> **EXERCISE REQUIREMENTS**:
Output every entry exactly as written, skipping any pictures.

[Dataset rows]
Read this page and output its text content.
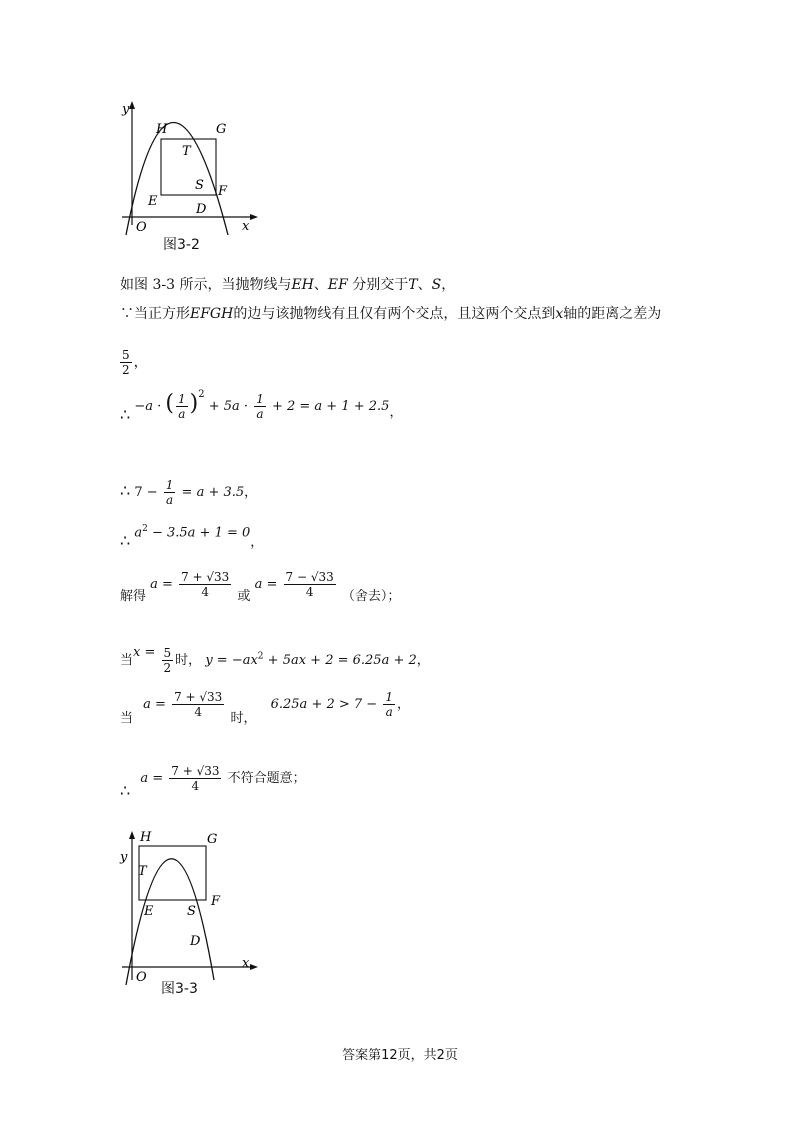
y
x
O
H	G
T
S F
E
D
图3-2
如图 3-3 所示，当抛物线与EH、EF 分别交于T、S，
∵当正方形EFGH的边与该抛物线有且仅有两个交点，且这两个交点到x轴的距离之差为
$\frac{5}{2}$ ，
∴ −a · ( $\frac{1}{a} )^2 + 5a \cdot \frac{1}{a} + 2 = a + 1 + 2.5$，
∴ $7 - \frac{1}{a} = a + 3.5$，
∴ $a^2 - 3.5a + 1 = 0$，
解得 $a = \frac{7 + √33}{4}$ 或 $a = \frac{7 - √33}{4}$ （舍去）；
当$x = \frac{5}{2}$ 时， $y = -ax^2 + 5ax + 2 = 6.25a + 2$，
当 $a = \frac{7 + √33}{4}$ 时， $6.25a + 2 > 7 - \frac{1}{a}$ ，
∴ $a = \frac{7 + √33}{4}$ 不符合题意；
H	G
y
T
E	S
F
D
O
x
图3-3
答案第12页，共2页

> **PROBLEM SOLUTION**:
Read this page and output its text content.
y
x
O
H	G
T
S F
E
D
图3-2
如图 3-3 所示，当抛物线与EH、EF 分别交于T、S，
∵当正方形EFGH的边与该抛物线有且仅有两个交点，且这两个交点到x轴的距离之差为
$\frac{5}{2}$ ，
∴ −a · ( $\frac{1}{a} )^2 + 5a \cdot \frac{1}{a} + 2 = a + 1 + 2.5$，
∴ $7 - \frac{1}{a} = a + 3.5$，
∴ $a^2 - 3.5a + 1 = 0$，
解得 $a = \frac{7 + √33}{4}$ 或 $a = \frac{7 - √33}{4}$ （舍去）；
当$x = \frac{5}{2}$ 时， $y = -ax^2 + 5ax + 2 = 6.25a + 2$，
当 $a = \frac{7 + √33}{4}$ 时， $6.25a + 2 > 7 - \frac{1}{a}$ ，
∴ $a = \frac{7 + √33}{4}$ 不符合题意；
H	G
y
T
E	S
F
D
O
x
图3-3
答案第12页，共2页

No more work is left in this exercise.